Stated task: Each line that follows should be printed again exactly as it stands.

(Data items)
- - - -

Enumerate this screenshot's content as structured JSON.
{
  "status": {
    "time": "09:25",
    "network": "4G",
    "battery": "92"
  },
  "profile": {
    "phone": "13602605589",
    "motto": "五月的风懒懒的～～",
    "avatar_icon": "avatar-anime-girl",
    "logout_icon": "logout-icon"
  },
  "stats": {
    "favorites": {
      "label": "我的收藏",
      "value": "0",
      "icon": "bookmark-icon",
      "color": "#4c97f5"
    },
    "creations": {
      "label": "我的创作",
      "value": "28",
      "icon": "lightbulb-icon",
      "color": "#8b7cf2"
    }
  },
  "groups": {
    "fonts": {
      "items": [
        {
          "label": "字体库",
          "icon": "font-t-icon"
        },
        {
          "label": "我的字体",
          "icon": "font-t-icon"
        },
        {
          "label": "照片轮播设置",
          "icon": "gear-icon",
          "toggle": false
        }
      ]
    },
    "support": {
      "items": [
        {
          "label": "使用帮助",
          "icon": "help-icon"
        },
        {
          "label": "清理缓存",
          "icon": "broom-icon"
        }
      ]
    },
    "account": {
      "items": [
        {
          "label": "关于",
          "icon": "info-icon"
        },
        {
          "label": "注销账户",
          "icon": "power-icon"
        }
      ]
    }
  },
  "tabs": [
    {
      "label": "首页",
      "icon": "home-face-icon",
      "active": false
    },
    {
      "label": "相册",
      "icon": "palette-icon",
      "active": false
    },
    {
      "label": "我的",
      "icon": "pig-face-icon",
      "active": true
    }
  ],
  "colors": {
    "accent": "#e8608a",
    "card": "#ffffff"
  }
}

- - - -

Reply to the task:
Enumerate this screenshot's content as structured JSON.
{
  "status": {
    "time": "09:25",
    "network": "4G",
    "battery": "92"
  },
  "profile": {
    "phone": "13602605589",
    "motto": "五月的风懒懒的～～",
    "avatar_icon": "avatar-anime-girl",
    "logout_icon": "logout-icon"
  },
  "stats": {
    "favorites": {
      "label": "我的收藏",
      "value": "0",
      "icon": "bookmark-icon",
      "color": "#4c97f5"
    },
    "creations": {
      "label": "我的创作",
      "value": "28",
      "icon": "lightbulb-icon",
      "color": "#8b7cf2"
    }
  },
  "groups": {
    "fonts": {
      "items": [
        {
          "label": "字体库",
          "icon": "font-t-icon"
        },
        {
          "label": "我的字体",
          "icon": "font-t-icon"
        },
        {
          "label": "照片轮播设置",
          "icon": "gear-icon",
          "toggle": false
        }
      ]
    },
    "support": {
      "items": [
        {
          "label": "使用帮助",
          "icon": "help-icon"
        },
        {
          "label": "清理缓存",
          "icon": "broom-icon"
        }
      ]
    },
    "account": {
      "items": [
        {
          "label": "关于",
          "icon": "info-icon"
        },
        {
          "label": "注销账户",
          "icon": "power-icon"
        }
      ]
    }
  },
  "tabs": [
    {
      "label": "首页",
      "icon": "home-face-icon",
      "active": false
    },
    {
      "label": "相册",
      "icon": "palette-icon",
      "active": false
    },
    {
      "label": "我的",
      "icon": "pig-face-icon",
      "active": true
    }
  ],
  "colors": {
    "accent": "#e8608a",
    "card": "#ffffff"
  }
}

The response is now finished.